### [EXERCISE TASK]
All the entries need to be quoted exactly, apart from the pictures, which you should drop.

(Dataset excerpts)
↓
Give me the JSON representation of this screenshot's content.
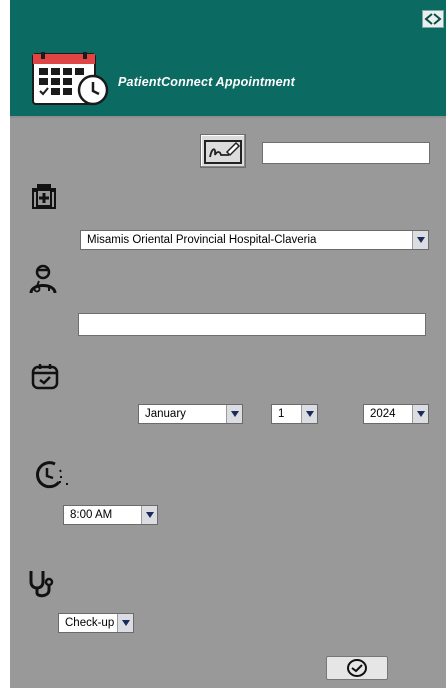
{
  "header": {
    "title": "PatientConnect Appointment",
    "back_icon": "swap-arrows-icon",
    "logo_icon": "calendar-clock-icon"
  },
  "form": {
    "signature_icon": "signature-icon",
    "patient_name_value": "",
    "hospital_icon": "hospital-icon",
    "hospital_selected": "Misamis Oriental Provincial Hospital-Claveria",
    "doctor_icon": "doctor-icon",
    "doctor_value": "",
    "date_icon": "calendar-check-icon",
    "month_selected": "January",
    "day_selected": "1",
    "year_selected": "2024",
    "time_icon": "clock-icon",
    "time_selected": "8:00 AM",
    "service_icon": "stethoscope-icon",
    "service_selected": "Check-up",
    "submit_icon": "check-circle-icon"
  },
  "colors": {
    "header_bg": "#0b6b62",
    "content_bg": "#999999"
  }
}
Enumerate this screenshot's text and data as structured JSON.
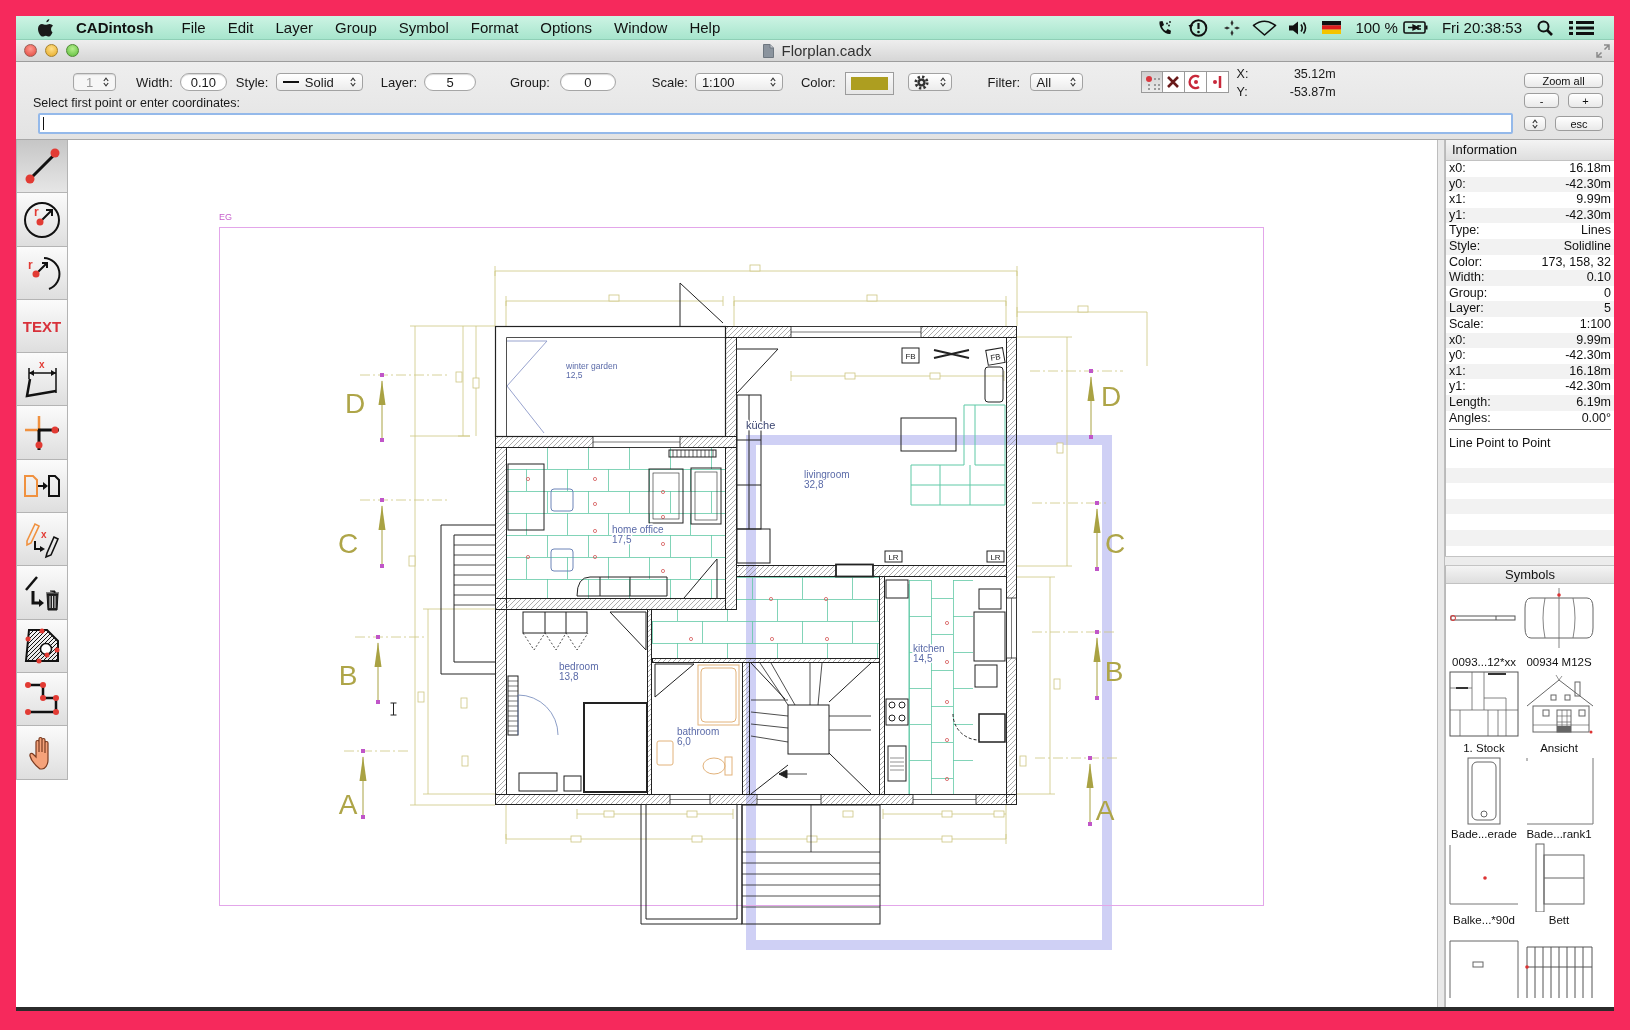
{
  "menubar": {
    "app": "CADintosh",
    "menus": [
      "File",
      "Edit",
      "Layer",
      "Group",
      "Symbol",
      "Format",
      "Options",
      "Window",
      "Help"
    ],
    "battery": "100 %",
    "clock": "Fri 20:38:53"
  },
  "window": {
    "title": "Florplan.cadx"
  },
  "toolbar": {
    "number_field": {
      "value": "1",
      "disabled": true
    },
    "width": {
      "label": "Width:",
      "value": "0.10"
    },
    "style": {
      "label": "Style:",
      "value": "Solid"
    },
    "layer": {
      "label": "Layer:",
      "value": "5"
    },
    "group": {
      "label": "Group:",
      "value": "0"
    },
    "scale": {
      "label": "Scale:",
      "value": "1:100"
    },
    "color": {
      "label": "Color:",
      "color": "#ad9e20"
    },
    "filter": {
      "label": "Filter:",
      "value": "All"
    },
    "snaps": [
      {
        "kind": "grid",
        "selected": true
      },
      {
        "kind": "intersection",
        "selected": false
      },
      {
        "kind": "center",
        "selected": false
      },
      {
        "kind": "perpendicular",
        "selected": false
      }
    ],
    "coordinates": [
      {
        "label": "X:",
        "value": "35.12m"
      },
      {
        "label": "Y:",
        "value": "-53.87m"
      }
    ],
    "zoom_buttons": [
      "Zoom all",
      "-",
      "+"
    ]
  },
  "command": {
    "prompt": "Select first point or enter coordinates:",
    "cancel": "esc"
  },
  "tools": [
    {
      "kind": "line",
      "selected": true
    },
    {
      "kind": "circle",
      "letter": "r",
      "selected": false
    },
    {
      "kind": "arc",
      "letter": "r",
      "selected": false
    },
    {
      "kind": "text",
      "label": "TEXT",
      "selected": false
    },
    {
      "kind": "dimension",
      "letter": "x",
      "selected": false
    },
    {
      "kind": "corner",
      "selected": false
    },
    {
      "kind": "copy",
      "selected": false
    },
    {
      "kind": "edit",
      "letter": "x",
      "selected": false
    },
    {
      "kind": "delete",
      "selected": false
    },
    {
      "kind": "hatch",
      "selected": false
    },
    {
      "kind": "polyline",
      "selected": false
    },
    {
      "kind": "pan",
      "selected": false
    }
  ],
  "plan": {
    "sheet": "EG",
    "rooms": [
      {
        "name": "winter garden",
        "area": "12,5"
      },
      {
        "name": "livingroom",
        "area": "32,8"
      },
      {
        "name": "home office",
        "area": "17,5"
      },
      {
        "name": "kitchen",
        "area": "14,5"
      },
      {
        "name": "bedroom",
        "area": "13,8"
      },
      {
        "name": "bathroom",
        "area": "6,0"
      }
    ],
    "labels": [
      "küche"
    ],
    "tags": [
      "FB",
      "FB",
      "LR",
      "LR"
    ],
    "sections": {
      "left": [
        "D",
        "C",
        "B",
        "A"
      ],
      "right": [
        "D",
        "C",
        "B",
        "A"
      ]
    }
  },
  "information": {
    "title": "Information",
    "rows": [
      {
        "label": "x0:",
        "value": "16.18m"
      },
      {
        "label": "y0:",
        "value": "-42.30m"
      },
      {
        "label": "x1:",
        "value": "9.99m"
      },
      {
        "label": "y1:",
        "value": "-42.30m"
      },
      {
        "label": "Type:",
        "value": "Lines"
      },
      {
        "label": "Style:",
        "value": "Solidline"
      },
      {
        "label": "Color:",
        "value": "173, 158, 32"
      },
      {
        "label": "Width:",
        "value": "0.10"
      },
      {
        "label": "Group:",
        "value": "0"
      },
      {
        "label": "Layer:",
        "value": "5"
      },
      {
        "label": "Scale:",
        "value": "1:100"
      },
      {
        "label": "x0:",
        "value": "9.99m"
      },
      {
        "label": "y0:",
        "value": "-42.30m"
      },
      {
        "label": "x1:",
        "value": "16.18m"
      },
      {
        "label": "y1:",
        "value": "-42.30m"
      },
      {
        "label": "Length:",
        "value": "6.19m"
      },
      {
        "label": "Angles:",
        "value": "0.00°"
      }
    ],
    "mode": "Line Point to Point"
  },
  "symbols": {
    "title": "Symbols",
    "items": [
      {
        "kind": "rod",
        "label": "0093...12*xx"
      },
      {
        "kind": "car",
        "label": "00934 M12S"
      },
      {
        "kind": "plan",
        "label": "1. Stock"
      },
      {
        "kind": "house",
        "label": "Ansicht"
      },
      {
        "kind": "bathtub",
        "label": "Bade...erade"
      },
      {
        "kind": "cabinet",
        "label": "Bade...rank1"
      },
      {
        "kind": "point",
        "label": "Balke...*90d"
      },
      {
        "kind": "bed",
        "label": "Bett"
      },
      {
        "kind": "frame"
      },
      {
        "kind": "railing"
      }
    ]
  }
}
↑
### [RESULT OF THE EXERCISE]
Give me the JSON representation of this screenshot's content.
{
  "header": {
    "title": "PatientConnect Appointment",
    "back_icon": "swap-arrows-icon",
    "logo_icon": "calendar-clock-icon"
  },
  "form": {
    "signature_icon": "signature-icon",
    "patient_name_value": "",
    "hospital_icon": "hospital-icon",
    "hospital_selected": "Misamis Oriental Provincial Hospital-Claveria",
    "doctor_icon": "doctor-icon",
    "doctor_value": "",
    "date_icon": "calendar-check-icon",
    "month_selected": "January",
    "day_selected": "1",
    "year_selected": "2024",
    "time_icon": "clock-icon",
    "time_selected": "8:00 AM",
    "service_icon": "stethoscope-icon",
    "service_selected": "Check-up",
    "submit_icon": "check-circle-icon"
  },
  "colors": {
    "header_bg": "#0b6b62",
    "content_bg": "#999999"
  }
}
Enumerate this screenshot's text and data as structured JSON.
{
  "menubar": {
    "app": "CADintosh",
    "menus": [
      "File",
      "Edit",
      "Layer",
      "Group",
      "Symbol",
      "Format",
      "Options",
      "Window",
      "Help"
    ],
    "battery": "100 %",
    "clock": "Fri 20:38:53"
  },
  "window": {
    "title": "Florplan.cadx"
  },
  "toolbar": {
    "number_field": {
      "value": "1",
      "disabled": true
    },
    "width": {
      "label": "Width:",
      "value": "0.10"
    },
    "style": {
      "label": "Style:",
      "value": "Solid"
    },
    "layer": {
      "label": "Layer:",
      "value": "5"
    },
    "group": {
      "label": "Group:",
      "value": "0"
    },
    "scale": {
      "label": "Scale:",
      "value": "1:100"
    },
    "color": {
      "label": "Color:",
      "color": "#ad9e20"
    },
    "filter": {
      "label": "Filter:",
      "value": "All"
    },
    "snaps": [
      {
        "kind": "grid",
        "selected": true
      },
      {
        "kind": "intersection",
        "selected": false
      },
      {
        "kind": "center",
        "selected": false
      },
      {
        "kind": "perpendicular",
        "selected": false
      }
    ],
    "coordinates": [
      {
        "label": "X:",
        "value": "35.12m"
      },
      {
        "label": "Y:",
        "value": "-53.87m"
      }
    ],
    "zoom_buttons": [
      "Zoom all",
      "-",
      "+"
    ]
  },
  "command": {
    "prompt": "Select first point or enter coordinates:",
    "cancel": "esc"
  },
  "tools": [
    {
      "kind": "line",
      "selected": true
    },
    {
      "kind": "circle",
      "letter": "r",
      "selected": false
    },
    {
      "kind": "arc",
      "letter": "r",
      "selected": false
    },
    {
      "kind": "text",
      "label": "TEXT",
      "selected": false
    },
    {
      "kind": "dimension",
      "letter": "x",
      "selected": false
    },
    {
      "kind": "corner",
      "selected": false
    },
    {
      "kind": "copy",
      "selected": false
    },
    {
      "kind": "edit",
      "letter": "x",
      "selected": false
    },
    {
      "kind": "delete",
      "selected": false
    },
    {
      "kind": "hatch",
      "selected": false
    },
    {
      "kind": "polyline",
      "selected": false
    },
    {
      "kind": "pan",
      "selected": false
    }
  ],
  "plan": {
    "sheet": "EG",
    "rooms": [
      {
        "name": "winter garden",
        "area": "12,5"
      },
      {
        "name": "livingroom",
        "area": "32,8"
      },
      {
        "name": "home office",
        "area": "17,5"
      },
      {
        "name": "kitchen",
        "area": "14,5"
      },
      {
        "name": "bedroom",
        "area": "13,8"
      },
      {
        "name": "bathroom",
        "area": "6,0"
      }
    ],
    "labels": [
      "küche"
    ],
    "tags": [
      "FB",
      "FB",
      "LR",
      "LR"
    ],
    "sections": {
      "left": [
        "D",
        "C",
        "B",
        "A"
      ],
      "right": [
        "D",
        "C",
        "B",
        "A"
      ]
    }
  },
  "information": {
    "title": "Information",
    "rows": [
      {
        "label": "x0:",
        "value": "16.18m"
      },
      {
        "label": "y0:",
        "value": "-42.30m"
      },
      {
        "label": "x1:",
        "value": "9.99m"
      },
      {
        "label": "y1:",
        "value": "-42.30m"
      },
      {
        "label": "Type:",
        "value": "Lines"
      },
      {
        "label": "Style:",
        "value": "Solidline"
      },
      {
        "label": "Color:",
        "value": "173, 158, 32"
      },
      {
        "label": "Width:",
        "value": "0.10"
      },
      {
        "label": "Group:",
        "value": "0"
      },
      {
        "label": "Layer:",
        "value": "5"
      },
      {
        "label": "Scale:",
        "value": "1:100"
      },
      {
        "label": "x0:",
        "value": "9.99m"
      },
      {
        "label": "y0:",
        "value": "-42.30m"
      },
      {
        "label": "x1:",
        "value": "16.18m"
      },
      {
        "label": "y1:",
        "value": "-42.30m"
      },
      {
        "label": "Length:",
        "value": "6.19m"
      },
      {
        "label": "Angles:",
        "value": "0.00°"
      }
    ],
    "mode": "Line Point to Point"
  },
  "symbols": {
    "title": "Symbols",
    "items": [
      {
        "kind": "rod",
        "label": "0093...12*xx"
      },
      {
        "kind": "car",
        "label": "00934 M12S"
      },
      {
        "kind": "plan",
        "label": "1. Stock"
      },
      {
        "kind": "house",
        "label": "Ansicht"
      },
      {
        "kind": "bathtub",
        "label": "Bade...erade"
      },
      {
        "kind": "cabinet",
        "label": "Bade...rank1"
      },
      {
        "kind": "point",
        "label": "Balke...*90d"
      },
      {
        "kind": "bed",
        "label": "Bett"
      },
      {
        "kind": "frame"
      },
      {
        "kind": "railing"
      }
    ]
  }
}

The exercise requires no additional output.